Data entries
══════════

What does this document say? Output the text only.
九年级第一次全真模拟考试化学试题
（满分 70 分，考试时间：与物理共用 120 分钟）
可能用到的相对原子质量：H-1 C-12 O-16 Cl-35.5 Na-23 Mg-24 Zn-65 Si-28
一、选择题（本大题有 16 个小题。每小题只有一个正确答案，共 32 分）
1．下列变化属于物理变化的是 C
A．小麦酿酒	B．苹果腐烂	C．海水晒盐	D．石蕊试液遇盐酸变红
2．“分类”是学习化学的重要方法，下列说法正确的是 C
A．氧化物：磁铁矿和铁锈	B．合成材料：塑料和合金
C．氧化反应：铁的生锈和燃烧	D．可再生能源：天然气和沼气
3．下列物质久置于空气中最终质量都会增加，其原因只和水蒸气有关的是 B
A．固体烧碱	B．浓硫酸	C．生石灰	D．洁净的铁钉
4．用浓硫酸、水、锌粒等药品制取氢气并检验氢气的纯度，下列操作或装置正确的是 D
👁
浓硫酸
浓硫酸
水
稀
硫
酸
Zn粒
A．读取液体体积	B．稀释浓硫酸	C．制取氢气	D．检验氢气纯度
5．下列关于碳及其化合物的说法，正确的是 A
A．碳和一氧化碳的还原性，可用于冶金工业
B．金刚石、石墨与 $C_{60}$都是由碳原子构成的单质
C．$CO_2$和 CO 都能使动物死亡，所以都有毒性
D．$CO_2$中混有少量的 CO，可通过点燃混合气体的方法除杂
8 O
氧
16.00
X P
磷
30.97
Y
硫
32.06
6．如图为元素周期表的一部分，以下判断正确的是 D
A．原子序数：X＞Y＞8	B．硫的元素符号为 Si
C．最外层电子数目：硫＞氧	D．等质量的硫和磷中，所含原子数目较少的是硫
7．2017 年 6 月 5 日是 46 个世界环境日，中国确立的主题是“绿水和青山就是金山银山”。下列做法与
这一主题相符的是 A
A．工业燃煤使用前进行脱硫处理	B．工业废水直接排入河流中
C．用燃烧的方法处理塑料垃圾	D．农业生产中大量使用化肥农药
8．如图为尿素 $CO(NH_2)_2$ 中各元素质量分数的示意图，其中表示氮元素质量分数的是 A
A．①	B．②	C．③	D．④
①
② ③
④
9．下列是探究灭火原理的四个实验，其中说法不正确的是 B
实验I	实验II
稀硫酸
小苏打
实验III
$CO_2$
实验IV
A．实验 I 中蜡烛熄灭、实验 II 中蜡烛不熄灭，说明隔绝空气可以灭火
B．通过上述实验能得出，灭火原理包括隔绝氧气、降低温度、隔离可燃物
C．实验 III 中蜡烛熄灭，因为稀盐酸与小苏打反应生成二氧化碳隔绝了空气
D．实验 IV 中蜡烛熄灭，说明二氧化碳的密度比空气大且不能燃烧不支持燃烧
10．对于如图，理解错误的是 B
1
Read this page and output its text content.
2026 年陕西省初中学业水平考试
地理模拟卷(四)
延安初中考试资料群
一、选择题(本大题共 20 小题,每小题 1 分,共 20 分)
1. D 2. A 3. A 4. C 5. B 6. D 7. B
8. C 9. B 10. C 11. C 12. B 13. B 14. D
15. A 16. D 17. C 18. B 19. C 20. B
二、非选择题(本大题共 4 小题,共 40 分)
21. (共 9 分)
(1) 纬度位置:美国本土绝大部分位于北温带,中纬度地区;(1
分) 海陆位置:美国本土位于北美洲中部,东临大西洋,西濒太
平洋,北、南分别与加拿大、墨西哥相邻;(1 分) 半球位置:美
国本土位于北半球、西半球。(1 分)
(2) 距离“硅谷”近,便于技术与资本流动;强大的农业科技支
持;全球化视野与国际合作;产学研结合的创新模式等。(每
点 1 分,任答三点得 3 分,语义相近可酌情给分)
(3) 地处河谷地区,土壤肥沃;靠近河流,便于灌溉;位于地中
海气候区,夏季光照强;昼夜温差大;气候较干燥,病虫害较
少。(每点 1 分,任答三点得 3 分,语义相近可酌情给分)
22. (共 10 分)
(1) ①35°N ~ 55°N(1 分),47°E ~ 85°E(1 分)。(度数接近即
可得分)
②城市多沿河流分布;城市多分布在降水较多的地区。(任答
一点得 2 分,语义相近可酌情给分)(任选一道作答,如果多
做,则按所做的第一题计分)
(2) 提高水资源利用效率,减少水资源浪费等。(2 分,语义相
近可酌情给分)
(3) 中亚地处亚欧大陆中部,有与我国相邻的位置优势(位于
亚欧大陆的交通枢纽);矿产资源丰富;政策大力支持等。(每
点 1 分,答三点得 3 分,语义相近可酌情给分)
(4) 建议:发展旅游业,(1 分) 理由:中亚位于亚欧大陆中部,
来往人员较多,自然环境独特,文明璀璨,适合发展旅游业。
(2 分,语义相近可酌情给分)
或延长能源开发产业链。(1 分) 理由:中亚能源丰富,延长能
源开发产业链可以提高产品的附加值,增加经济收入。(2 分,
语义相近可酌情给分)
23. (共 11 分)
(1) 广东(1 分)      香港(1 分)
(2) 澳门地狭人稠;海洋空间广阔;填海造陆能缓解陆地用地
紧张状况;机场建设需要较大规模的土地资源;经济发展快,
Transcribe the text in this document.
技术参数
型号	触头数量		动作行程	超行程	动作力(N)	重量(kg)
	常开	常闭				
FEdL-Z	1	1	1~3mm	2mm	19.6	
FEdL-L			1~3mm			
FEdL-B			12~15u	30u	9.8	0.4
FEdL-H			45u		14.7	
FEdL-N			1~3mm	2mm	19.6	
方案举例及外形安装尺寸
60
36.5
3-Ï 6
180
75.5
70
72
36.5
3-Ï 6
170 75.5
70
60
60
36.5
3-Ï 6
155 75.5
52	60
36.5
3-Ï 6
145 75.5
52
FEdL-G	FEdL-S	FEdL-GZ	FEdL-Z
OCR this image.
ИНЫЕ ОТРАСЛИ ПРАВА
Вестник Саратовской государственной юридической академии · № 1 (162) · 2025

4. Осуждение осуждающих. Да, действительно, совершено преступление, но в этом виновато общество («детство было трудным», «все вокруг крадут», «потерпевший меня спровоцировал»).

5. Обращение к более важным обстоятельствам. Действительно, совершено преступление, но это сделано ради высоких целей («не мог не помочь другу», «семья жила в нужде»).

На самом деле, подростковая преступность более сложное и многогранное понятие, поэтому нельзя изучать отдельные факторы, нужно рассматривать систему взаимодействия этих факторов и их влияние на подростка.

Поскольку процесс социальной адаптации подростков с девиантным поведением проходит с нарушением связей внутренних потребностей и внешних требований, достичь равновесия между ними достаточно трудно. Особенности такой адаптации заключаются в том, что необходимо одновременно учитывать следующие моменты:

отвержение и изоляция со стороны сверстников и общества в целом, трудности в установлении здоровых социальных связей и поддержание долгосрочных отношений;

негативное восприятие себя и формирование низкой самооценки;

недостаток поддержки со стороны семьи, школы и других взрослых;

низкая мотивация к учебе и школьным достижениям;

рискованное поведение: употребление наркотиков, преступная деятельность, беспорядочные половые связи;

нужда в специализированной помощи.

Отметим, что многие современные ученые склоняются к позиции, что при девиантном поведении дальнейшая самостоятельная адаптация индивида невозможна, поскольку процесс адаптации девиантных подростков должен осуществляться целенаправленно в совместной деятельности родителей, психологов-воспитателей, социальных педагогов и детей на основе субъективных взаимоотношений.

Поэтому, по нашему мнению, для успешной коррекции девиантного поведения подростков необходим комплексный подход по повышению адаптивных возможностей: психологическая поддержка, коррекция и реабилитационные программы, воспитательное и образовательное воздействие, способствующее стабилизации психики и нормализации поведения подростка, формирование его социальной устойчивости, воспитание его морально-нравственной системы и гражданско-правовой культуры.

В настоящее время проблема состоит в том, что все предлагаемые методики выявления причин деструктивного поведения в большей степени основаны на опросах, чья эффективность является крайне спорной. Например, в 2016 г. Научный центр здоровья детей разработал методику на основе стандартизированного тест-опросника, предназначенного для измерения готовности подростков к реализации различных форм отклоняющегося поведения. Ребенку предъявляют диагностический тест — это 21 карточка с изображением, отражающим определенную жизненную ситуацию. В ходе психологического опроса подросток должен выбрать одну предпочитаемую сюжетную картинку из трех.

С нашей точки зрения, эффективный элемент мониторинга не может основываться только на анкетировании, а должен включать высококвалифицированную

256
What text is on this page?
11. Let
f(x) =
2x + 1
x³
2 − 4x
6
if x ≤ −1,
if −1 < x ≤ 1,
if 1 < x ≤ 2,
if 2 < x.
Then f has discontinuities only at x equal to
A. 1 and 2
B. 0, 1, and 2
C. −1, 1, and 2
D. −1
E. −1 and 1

══════════

Your answer should be a single number: the count of lines in the data that include the word "only".

> _Expected answer_:
2